(Excerpt from a dataset)
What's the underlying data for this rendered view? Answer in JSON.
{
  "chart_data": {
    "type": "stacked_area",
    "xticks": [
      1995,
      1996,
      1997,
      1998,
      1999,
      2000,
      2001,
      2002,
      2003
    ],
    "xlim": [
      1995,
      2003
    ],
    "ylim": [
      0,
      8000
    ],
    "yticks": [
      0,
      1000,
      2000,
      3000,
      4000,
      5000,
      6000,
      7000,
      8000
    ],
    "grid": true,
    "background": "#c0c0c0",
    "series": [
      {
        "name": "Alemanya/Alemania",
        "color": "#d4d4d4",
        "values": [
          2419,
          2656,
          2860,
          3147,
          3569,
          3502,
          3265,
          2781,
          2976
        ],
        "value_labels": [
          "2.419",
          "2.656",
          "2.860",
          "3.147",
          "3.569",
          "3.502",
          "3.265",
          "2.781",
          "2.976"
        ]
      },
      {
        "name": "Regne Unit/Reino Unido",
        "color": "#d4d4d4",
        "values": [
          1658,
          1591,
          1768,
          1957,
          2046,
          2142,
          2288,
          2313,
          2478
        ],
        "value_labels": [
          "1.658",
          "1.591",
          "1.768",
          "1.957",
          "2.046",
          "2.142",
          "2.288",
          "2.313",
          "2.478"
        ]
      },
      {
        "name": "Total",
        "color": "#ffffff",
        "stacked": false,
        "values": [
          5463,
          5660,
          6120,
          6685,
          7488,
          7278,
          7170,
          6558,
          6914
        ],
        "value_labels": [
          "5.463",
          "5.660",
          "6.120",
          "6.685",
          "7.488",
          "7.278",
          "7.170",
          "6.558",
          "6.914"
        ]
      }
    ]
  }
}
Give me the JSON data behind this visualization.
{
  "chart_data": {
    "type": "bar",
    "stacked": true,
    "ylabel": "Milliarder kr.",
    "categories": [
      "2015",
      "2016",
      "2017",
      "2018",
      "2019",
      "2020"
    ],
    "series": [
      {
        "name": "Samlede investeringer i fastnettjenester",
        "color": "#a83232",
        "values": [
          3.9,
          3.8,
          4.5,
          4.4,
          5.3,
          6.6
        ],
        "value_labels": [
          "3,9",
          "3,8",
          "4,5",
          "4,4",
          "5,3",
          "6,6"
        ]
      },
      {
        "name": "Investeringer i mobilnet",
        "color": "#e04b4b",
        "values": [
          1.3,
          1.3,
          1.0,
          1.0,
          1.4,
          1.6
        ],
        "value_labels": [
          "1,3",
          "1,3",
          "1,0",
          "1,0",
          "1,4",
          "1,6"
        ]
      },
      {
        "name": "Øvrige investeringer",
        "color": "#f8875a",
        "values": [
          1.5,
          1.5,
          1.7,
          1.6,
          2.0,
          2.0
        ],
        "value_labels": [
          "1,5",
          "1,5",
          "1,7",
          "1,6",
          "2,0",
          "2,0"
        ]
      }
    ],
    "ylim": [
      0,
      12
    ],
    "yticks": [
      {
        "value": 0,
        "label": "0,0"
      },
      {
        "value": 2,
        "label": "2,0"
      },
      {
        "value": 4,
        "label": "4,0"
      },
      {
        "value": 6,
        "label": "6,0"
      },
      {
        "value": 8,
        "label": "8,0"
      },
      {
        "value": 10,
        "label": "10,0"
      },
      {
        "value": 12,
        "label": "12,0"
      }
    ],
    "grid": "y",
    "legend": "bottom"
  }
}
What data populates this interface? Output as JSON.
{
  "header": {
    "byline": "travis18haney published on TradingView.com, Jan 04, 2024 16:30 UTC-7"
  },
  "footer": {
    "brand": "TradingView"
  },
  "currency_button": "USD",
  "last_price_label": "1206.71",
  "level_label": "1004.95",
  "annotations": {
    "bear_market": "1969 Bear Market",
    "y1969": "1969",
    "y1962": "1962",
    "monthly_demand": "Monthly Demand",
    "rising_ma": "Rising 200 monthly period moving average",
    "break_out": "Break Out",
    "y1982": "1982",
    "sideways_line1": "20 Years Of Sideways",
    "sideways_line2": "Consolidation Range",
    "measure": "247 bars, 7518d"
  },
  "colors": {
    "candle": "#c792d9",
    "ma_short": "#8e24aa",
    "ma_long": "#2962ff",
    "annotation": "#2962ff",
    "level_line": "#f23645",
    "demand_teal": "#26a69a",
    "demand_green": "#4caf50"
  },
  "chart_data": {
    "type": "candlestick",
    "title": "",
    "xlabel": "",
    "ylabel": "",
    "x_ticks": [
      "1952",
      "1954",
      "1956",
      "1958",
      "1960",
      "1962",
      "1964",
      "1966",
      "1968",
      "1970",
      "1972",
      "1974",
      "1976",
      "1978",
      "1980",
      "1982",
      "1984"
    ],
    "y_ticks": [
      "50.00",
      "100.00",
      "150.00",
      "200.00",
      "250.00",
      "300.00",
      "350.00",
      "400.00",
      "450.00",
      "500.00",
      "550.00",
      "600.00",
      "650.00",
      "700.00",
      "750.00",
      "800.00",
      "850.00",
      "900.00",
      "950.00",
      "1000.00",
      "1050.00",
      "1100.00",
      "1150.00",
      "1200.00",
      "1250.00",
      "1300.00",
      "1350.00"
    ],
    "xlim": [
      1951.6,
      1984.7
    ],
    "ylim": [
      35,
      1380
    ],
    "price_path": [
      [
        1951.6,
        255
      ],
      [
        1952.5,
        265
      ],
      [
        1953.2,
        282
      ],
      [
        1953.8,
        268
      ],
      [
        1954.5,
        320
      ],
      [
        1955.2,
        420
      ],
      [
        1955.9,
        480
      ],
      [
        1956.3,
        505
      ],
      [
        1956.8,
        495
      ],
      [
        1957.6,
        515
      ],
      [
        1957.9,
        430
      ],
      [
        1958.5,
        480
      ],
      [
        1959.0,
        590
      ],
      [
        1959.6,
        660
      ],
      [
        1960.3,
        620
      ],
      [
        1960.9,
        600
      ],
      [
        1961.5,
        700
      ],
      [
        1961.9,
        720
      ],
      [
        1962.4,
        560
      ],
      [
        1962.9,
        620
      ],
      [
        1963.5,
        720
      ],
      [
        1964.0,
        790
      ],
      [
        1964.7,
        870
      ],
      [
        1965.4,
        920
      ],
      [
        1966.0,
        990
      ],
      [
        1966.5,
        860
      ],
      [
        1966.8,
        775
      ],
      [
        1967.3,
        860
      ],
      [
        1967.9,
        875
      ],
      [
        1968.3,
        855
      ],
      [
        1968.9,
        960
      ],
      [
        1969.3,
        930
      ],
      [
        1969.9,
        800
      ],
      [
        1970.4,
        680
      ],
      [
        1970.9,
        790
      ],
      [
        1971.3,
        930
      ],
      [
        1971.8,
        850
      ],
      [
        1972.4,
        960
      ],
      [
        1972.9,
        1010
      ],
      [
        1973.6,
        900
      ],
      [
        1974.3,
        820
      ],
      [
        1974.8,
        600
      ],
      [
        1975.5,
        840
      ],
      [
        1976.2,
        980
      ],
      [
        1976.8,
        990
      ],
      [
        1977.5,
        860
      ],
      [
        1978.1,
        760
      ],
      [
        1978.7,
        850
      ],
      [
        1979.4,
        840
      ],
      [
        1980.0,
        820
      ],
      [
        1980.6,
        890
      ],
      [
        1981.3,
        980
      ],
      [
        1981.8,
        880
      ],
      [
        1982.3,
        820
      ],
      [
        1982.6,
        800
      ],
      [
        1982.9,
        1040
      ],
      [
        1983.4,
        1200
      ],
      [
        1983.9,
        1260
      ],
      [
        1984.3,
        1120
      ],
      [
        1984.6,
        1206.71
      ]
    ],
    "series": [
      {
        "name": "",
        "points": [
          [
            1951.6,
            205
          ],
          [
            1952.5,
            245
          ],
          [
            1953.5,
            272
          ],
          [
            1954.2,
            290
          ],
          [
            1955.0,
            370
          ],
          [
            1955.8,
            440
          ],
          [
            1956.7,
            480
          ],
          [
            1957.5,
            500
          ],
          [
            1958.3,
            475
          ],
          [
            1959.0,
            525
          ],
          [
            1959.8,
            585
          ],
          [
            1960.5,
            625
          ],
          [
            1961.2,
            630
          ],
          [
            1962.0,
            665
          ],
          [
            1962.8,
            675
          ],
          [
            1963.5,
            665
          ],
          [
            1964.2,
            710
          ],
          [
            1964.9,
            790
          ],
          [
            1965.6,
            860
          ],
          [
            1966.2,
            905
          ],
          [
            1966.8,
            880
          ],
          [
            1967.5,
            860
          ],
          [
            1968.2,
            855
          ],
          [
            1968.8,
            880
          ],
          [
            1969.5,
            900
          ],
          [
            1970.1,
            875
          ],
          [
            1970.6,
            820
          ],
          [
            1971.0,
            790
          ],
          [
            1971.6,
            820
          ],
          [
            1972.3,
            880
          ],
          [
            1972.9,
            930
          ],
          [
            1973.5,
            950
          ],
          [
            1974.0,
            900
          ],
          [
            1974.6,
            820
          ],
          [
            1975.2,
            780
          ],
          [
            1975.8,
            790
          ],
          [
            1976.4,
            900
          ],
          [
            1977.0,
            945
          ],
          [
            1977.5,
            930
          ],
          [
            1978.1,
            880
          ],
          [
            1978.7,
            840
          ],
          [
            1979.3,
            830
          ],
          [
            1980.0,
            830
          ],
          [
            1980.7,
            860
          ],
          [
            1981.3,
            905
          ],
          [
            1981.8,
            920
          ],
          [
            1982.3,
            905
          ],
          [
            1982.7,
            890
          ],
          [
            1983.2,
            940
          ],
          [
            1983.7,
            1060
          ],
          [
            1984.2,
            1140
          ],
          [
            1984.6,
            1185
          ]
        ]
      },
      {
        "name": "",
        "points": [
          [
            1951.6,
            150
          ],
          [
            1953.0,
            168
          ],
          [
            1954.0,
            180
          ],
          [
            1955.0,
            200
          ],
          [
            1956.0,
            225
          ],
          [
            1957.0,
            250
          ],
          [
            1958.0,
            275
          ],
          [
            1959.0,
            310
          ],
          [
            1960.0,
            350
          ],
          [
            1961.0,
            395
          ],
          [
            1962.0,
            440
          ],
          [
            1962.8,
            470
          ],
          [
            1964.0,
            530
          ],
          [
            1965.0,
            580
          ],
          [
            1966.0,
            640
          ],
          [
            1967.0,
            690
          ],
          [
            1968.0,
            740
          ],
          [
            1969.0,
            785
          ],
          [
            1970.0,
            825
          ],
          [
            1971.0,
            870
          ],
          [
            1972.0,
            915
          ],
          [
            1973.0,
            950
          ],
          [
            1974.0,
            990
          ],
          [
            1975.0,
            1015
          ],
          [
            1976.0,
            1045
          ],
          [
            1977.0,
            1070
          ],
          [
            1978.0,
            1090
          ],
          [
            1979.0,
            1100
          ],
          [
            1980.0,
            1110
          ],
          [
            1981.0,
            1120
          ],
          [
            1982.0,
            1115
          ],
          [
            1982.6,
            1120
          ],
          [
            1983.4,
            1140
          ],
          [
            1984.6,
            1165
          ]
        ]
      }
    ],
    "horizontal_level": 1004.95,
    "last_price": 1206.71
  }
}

Your goal> Extract, from the material above, each line holding the word "name".

Completed task>
        "name": "Alemanya/Alemania",
        "name": "Regne Unit/Reino Unido",
        "name": "Total",
        "name": "Samlede investeringer i fastnettjenester",
        "name": "Investeringer i mobilnet",
        "name": "Øvrige investeringer",
        "name": "",
        "name": "",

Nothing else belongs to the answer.